** start of DATASET **

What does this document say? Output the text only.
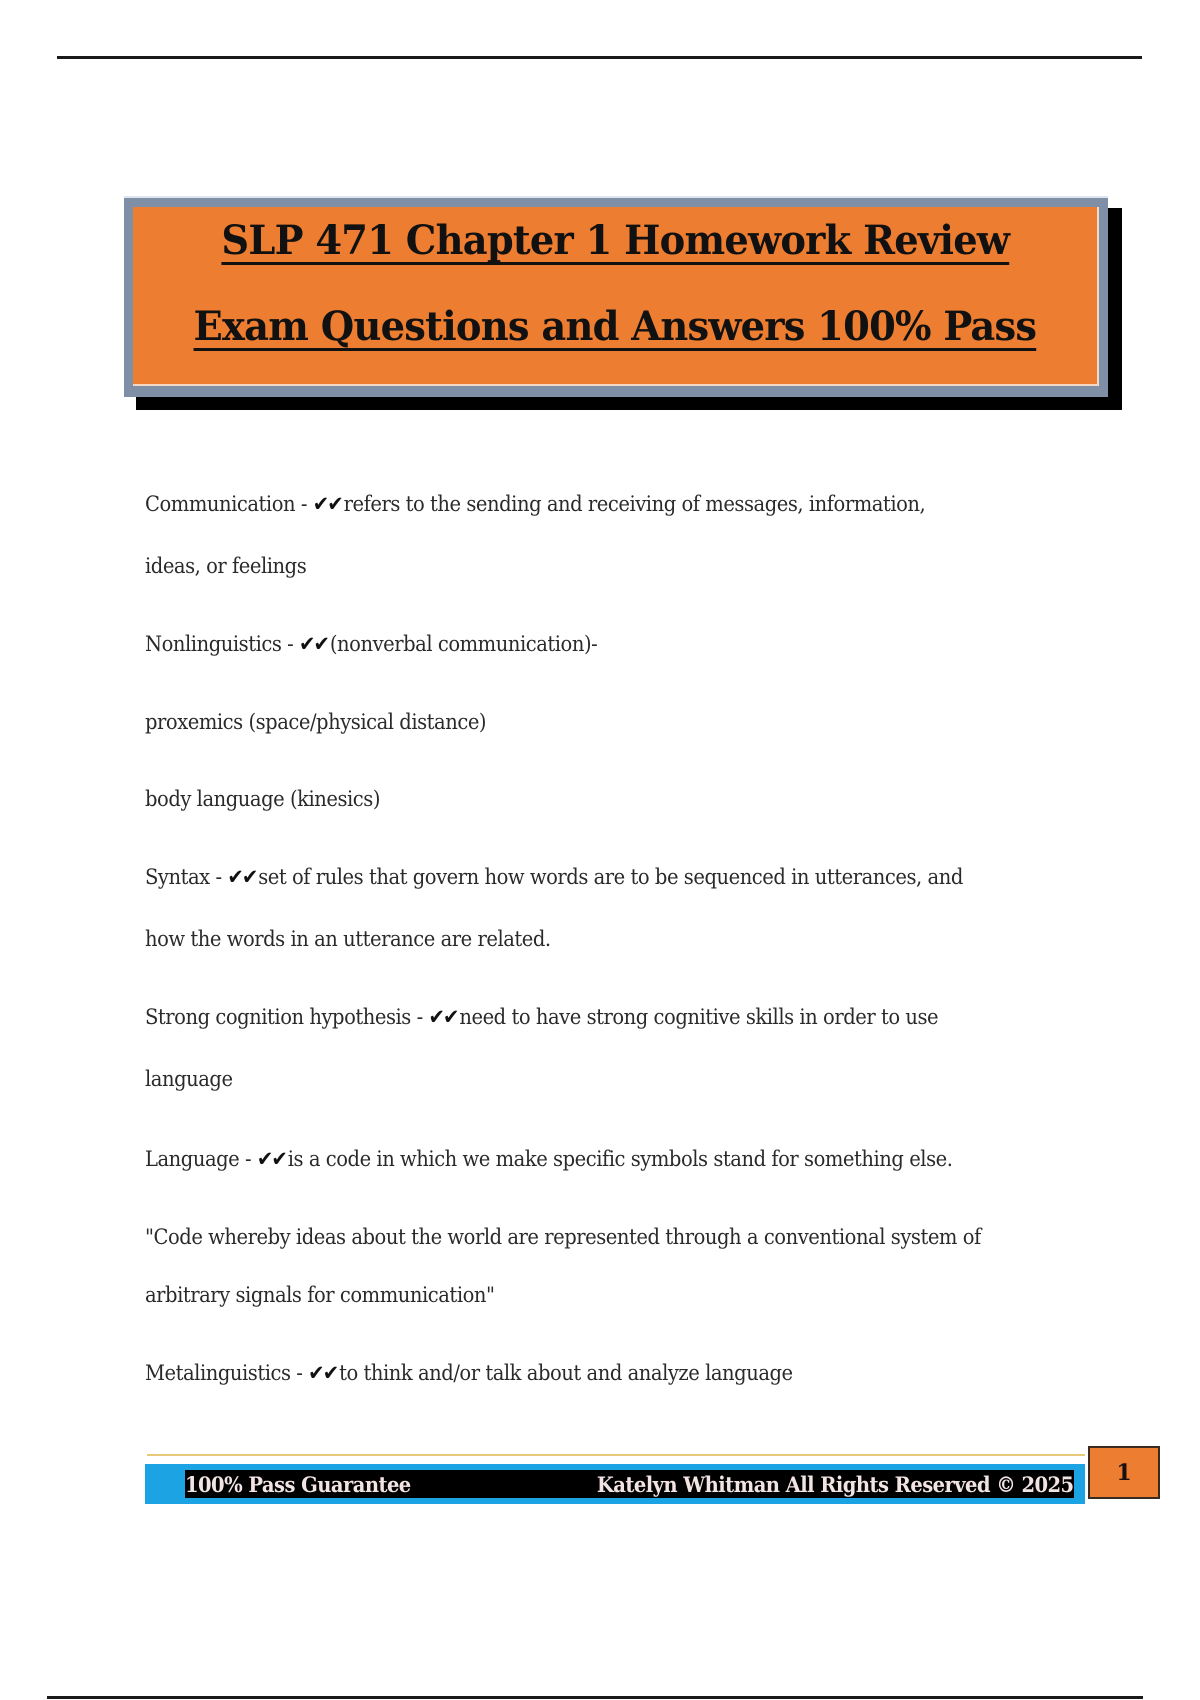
SLP 471 Chapter 1 Homework Review
Exam Questions and Answers 100% Pass
Communication - ✔✔refers to the sending and receiving of messages, information,
ideas, or feelings
Nonlinguistics - ✔✔(nonverbal communication)-
proxemics (space/physical distance)
body language (kinesics)
Syntax - ✔✔set of rules that govern how words are to be sequenced in utterances, and
how the words in an utterance are related.
Strong cognition hypothesis - ✔✔need to have strong cognitive skills in order to use
language
Language - ✔✔is a code in which we make specific symbols stand for something else.
"Code whereby ideas about the world are represented through a conventional system of
arbitrary signals for communication"
Metalinguistics - ✔✔to think and/or talk about and analyze language
100% Pass Guarantee	Katelyn Whitman All Rights Reserved © 2025 1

** end of DATASET **

# [WHAT THE EXERCISE ASKS]
Lines containing the word "about" must all be returned from the material above.

# [TASK RESPONSE]
"Code whereby ideas about the world are represented through a conventional system of
Metalinguistics - ✔✔to think and/or talk about and analyze language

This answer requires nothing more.